In the records below, how many lines hold the string "Landwirthen"? Give only the number.

[SUPPLIED INFORMATION]

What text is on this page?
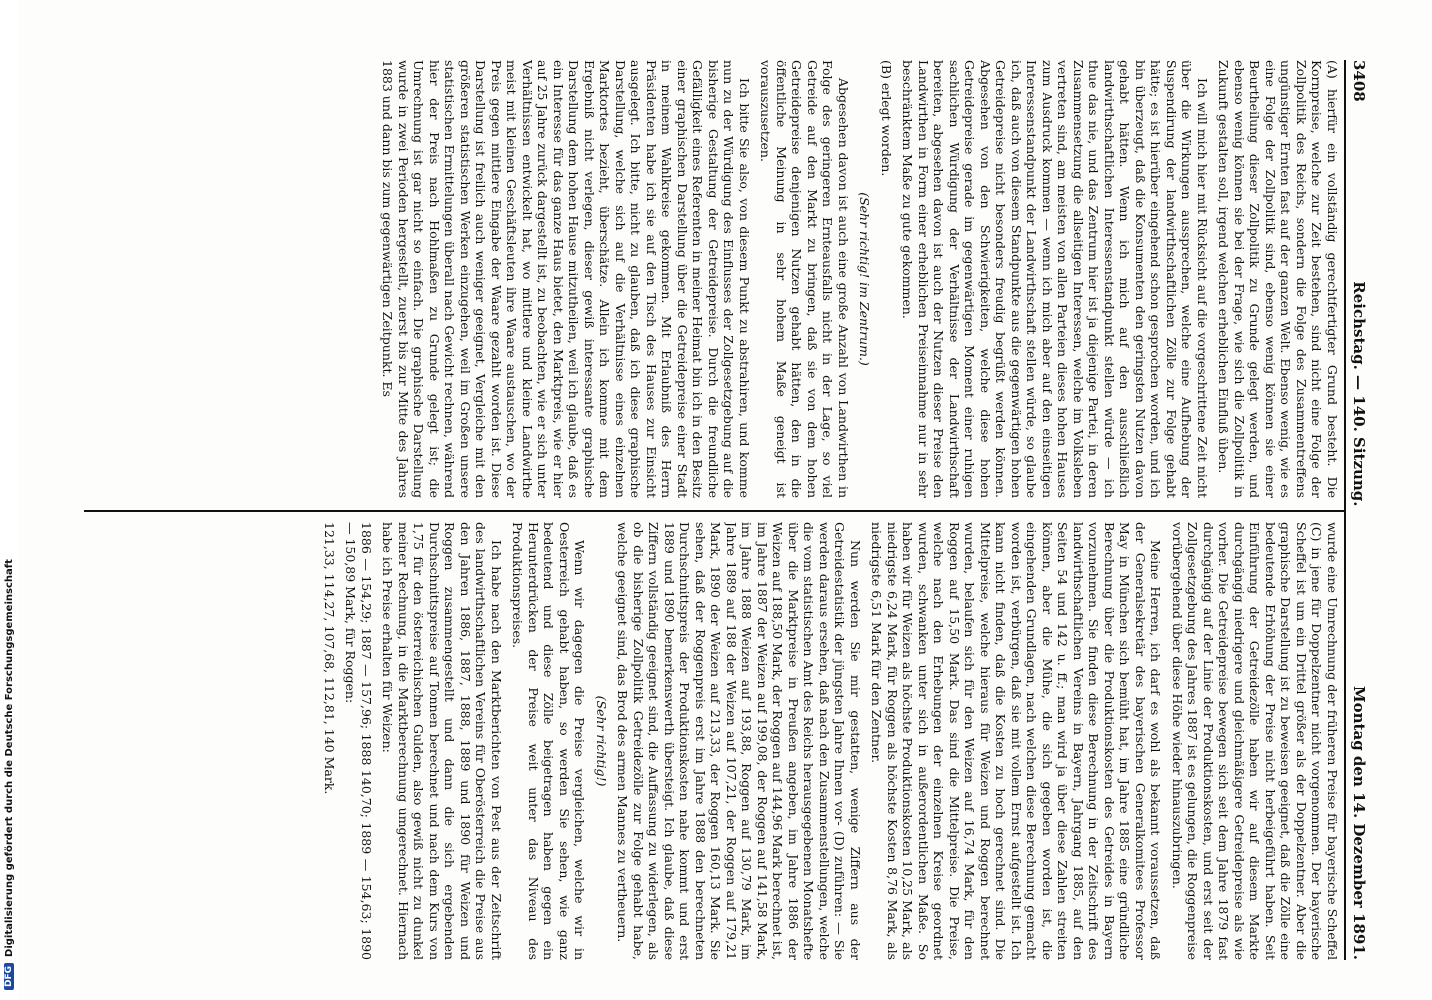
3408
Reichstag. — 140. Sitzung.
Montag den 14. Dezember 1891.

(A) hierfür ein vollständig gerechtfertigter Grund besteht. Die Kornpreise, welche zur Zeit bestehen, sind nicht eine Folge der Zollpolitik des Reichs, sondern die Folge des Zusammentreffens ungünstiger Ernten fast auf der ganzen Welt. Ebenso wenig, wie es eine Folge der Zollpolitik sind, ebenso wenig können sie einer Beurtheilung dieser Zollpolitik zu Grunde gelegt werden, und ebenso wenig können sie bei der Frage, wie sich die Zollpolitik in Zukunft gestalten soll, irgend welchen erheblichen Einfluß üben.

Ich will mich hier mit Rücksicht auf die vorgeschrittene Zeit nicht über die Wirkungen aussprechen, welche eine Aufhebung der Suspendirung der landwirthschaftlichen Zölle zur Folge gehabt hätte; es ist hierüber eingehend schon gesprochen worden, und ich bin überzeugt, daß die Konsumenten den geringsten Nutzen davon gehabt hätten. Wenn ich mich auf den ausschließlich landwirthschaftlichen Interessenstandpunkt stellen würde — ich thue das nie, und das Zentrum hier ist ja diejenige Partei, in deren Zusammensetzung die allseitigen Interessen, welche im Volksleben vertreten sind, am meisten von allen Parteien dieses hohen Hauses zum Ausdruck kommen — wenn ich mich aber auf den einseitigen Interessenstandpunkt der Landwirthschaft stellen würde, so glaube ich, daß auch von diesem Standpunkte aus die gegenwärtigen hohen Getreidepreise nicht besonders freudig begrüßt werden können. Abgesehen von den Schwierigkeiten, welche diese hohen Getreidepreise gerade im gegenwärtigen Moment einer ruhigen sachlichen Würdigung der Verhältnisse der Landwirthschaft bereiten, abgesehen davon ist auch der Nutzen dieser Preise den Landwirthen in Form einer erheblichen Preiseinnahme nur in sehr beschränktem Maße zu gute gekommen.

(B) erlegt worden.

(Sehr richtig! im Zentrum.)

Abgesehen davon ist auch eine große Anzahl von Landwirthen in Folge des geringeren Ernteausfalls nicht in der Lage, so viel Getreide auf den Markt zu bringen, daß sie von dem hohen Getreidepreise denjenigen Nutzen gehabt hätten, den in die öffentliche Meinung in sehr hohem Maße geneigt ist vorauszusetzen.

Ich bitte Sie also, von diesem Punkt zu abstrahiren, und komme nun zu der Würdigung des Einflusses der Zollgesetzgebung auf die bisherige Gestaltung der Getreidepreise. Durch die freundliche Gefälligkeit eines Referenten in meiner Heimat bin ich in den Besitz einer graphischen Darstellung über die Getreidepreise einer Stadt in meinem Wahlkreise gekommen. Mit Erlaubniß des Herrn Präsidenten habe ich sie auf den Tisch des Hauses zur Einsicht ausgelegt. Ich bitte, nicht zu glauben, daß ich diese graphische Darstellung, welche sich auf die Verhältnisse eines einzelnen Marktortes bezieht, überschätze. Allein ich komme mit dem Ergebniß nicht verlegen, dieser gewiß interessante graphische Darstellung dem hohen Hause mitzutheilen, weil ich glaube, daß es ein Interesse für das ganze Haus bietet, den Marktpreis, wie er hier auf 25 Jahre zurück dargestellt ist, zu beobachten, wie er sich unter Verhältnissen entwickelt hat, wo mittlere und kleine Landwirthe meist mit kleinen Geschäftsleuten ihre Waare austauschen, wo der Preis gegen mittlere Eingabe der Waare gezahlt worden ist. Diese Darstellung ist freilich auch weniger geeignet, Vergleiche mit den größeren statistischen Werken einzugehen, weil im Großen unsere statistischen Ermittelungen überall nach Gewicht rechnen, während hier der Preis nach Hohlmaßen zu Grunde gelegt ist; die Umrechnung ist gar nicht so einfach. Die graphische Darstellung wurde in zwei Perioden hergestellt, zuerst bis zur Mitte des Jahres 1883 und dann bis zum gegenwärtigen Zeitpunkt. Es

wurde eine Umrechnung der früheren Preise für bayerische Scheffel (C) in jene für Doppelzentner nicht vorgenommen. Der bayerische Scheffel ist um ein Drittel größer als der Doppelzentner. Aber die graphische Darstellung ist zu beweisen geeignet, daß die Zölle eine bedeutende Erhöhung der Preise nicht herbeigeführt haben. Seit Einführung der Getreidezölle haben wir auf diesem Markte durchgängig niedrigere und gleichmäßigere Getreidepreise als wie vorher. Die Getreidepreise bewegen sich seit dem Jahre 1879 fast durchgängig auf der Linie der Produktionskosten, und erst seit der Zollgesetzgebung des Jahres 1887 ist es gelungen, die Roggenpreise vorübergehend über diese Höhe wieder hinauszubringen.

Meine Herren, ich darf es wohl als bekannt voraussetzen, daß der Generalsekretär des bayerischen Generalkomitees Professor May in München sich bemüht hat, im Jahre 1885 eine gründliche Berechnung über die Produktionskosten des Getreides in Bayern vorzunehmen. Sie finden diese Berechnung in der Zeitschrift des landwirthschaftlichen Vereins in Bayern, Jahrgang 1885, auf den Seiten 54 und 142 u. ff.; man wird ja über diese Zahlen streiten können, aber die Mühe, die sich gegeben worden ist, die eingehenden Grundlagen, nach welchen diese Berechnung gemacht worden ist, verbürgen, daß sie mit vollem Ernst aufgestellt ist. Ich kann nicht finden, daß die Kosten zu hoch gerechnet sind. Die Mittelpreise, welche hieraus für Weizen und Roggen berechnet wurden, belaufen sich für den Weizen auf 16,74 Mark, für den Roggen auf 15,50 Mark. Das sind die Mittelpreise. Die Preise, welche nach den Erhebungen der einzelnen Kreise geordnet wurden, schwanken unter sich in außerordentlichen Maße. So haben wir für Weizen als höchste Produktionskosten 10,25 Mark, als niedrigste 6,24 Mark, für Roggen als höchste Kosten 8,76 Mark, als niedrigste 6,51 Mark für den Zentner.

Nun werden Sie mir gestatten, wenige Ziffern aus der Getreidestatistik der jüngsten Jahre Ihnen vor- (D) zuführen: — Sie werden daraus ersehen, daß nach den Zusammenstellungen, welche die vom statistischen Amt des Reichs herausgegebenen Monatshefte über die Marktpreise in Preußen angeben, im Jahre 1886 der Weizen auf 188,50 Mark, der Roggen auf 144,96 Mark berechnet ist, im Jahre 1887 der Weizen auf 199,08, der Roggen auf 141,58 Mark, im Jahre 1888 Weizen auf 193,88, Roggen auf 130,79 Mark, im Jahre 1889 auf 188 der Weizen auf 107,21, der Roggen auf 179,21 Mark, 1890 der Weizen auf 213,33, der Roggen 160,13 Mark. Sie sehen, daß der Roggenpreis erst im Jahre 1888 den berechneten Durchschnittspreis der Produktionskosten nahe kommt und erst 1889 und 1890 bemerkenswerth übersteigt. Ich glaube, daß diese Ziffern vollständig geeignet sind, die Auffassung zu widerlegen, als ob die bisherige Zollpolitik Getreidezölle zur Folge gehabt habe, welche geeignet sind, das Brod des armen Mannes zu vertheuern.

(Sehr richtig!)

Wenn wir dagegen die Preise vergleichen, welche wir in Oesterreich gehabt haben, so werden Sie sehen, wie ganz bedeutend und diese Zölle beigetragen haben gegen ein Herunterdrücken der Preise weit unter das Niveau des Produktionspreises.

Ich habe nach den Marktberichten von Pest aus der Zeitschrift des landwirthschaftlichen Vereins für Oberösterreich die Preise aus den Jahren 1886, 1887, 1888, 1889 und 1890 für Weizen und Roggen zusammengestellt und dann die sich ergebenden Durchschnittspreise auf Tonnen berechnet und nach dem Kurs von 1,75 für den österreichischen Gulden, also gewiß nicht zu dunkel meiner Rechnung, in die Marktberechnung umgerechnet. Hiernach habe ich Preise erhalten für Weizen:

1886 — 154,29; 1887 — 157,96; 1888 140,70; 1889 — 154,63; 1890 — 150,89 Mark, für Roggen:

121,33, 114,27, 107,68, 112,81, 140 Mark.

DFG
Digitalisierung gefördert durch die Deutsche Forschungsgemeinschaft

[/SUPPLIED INFORMATION]

• **EXERCISE SOLUTION**
2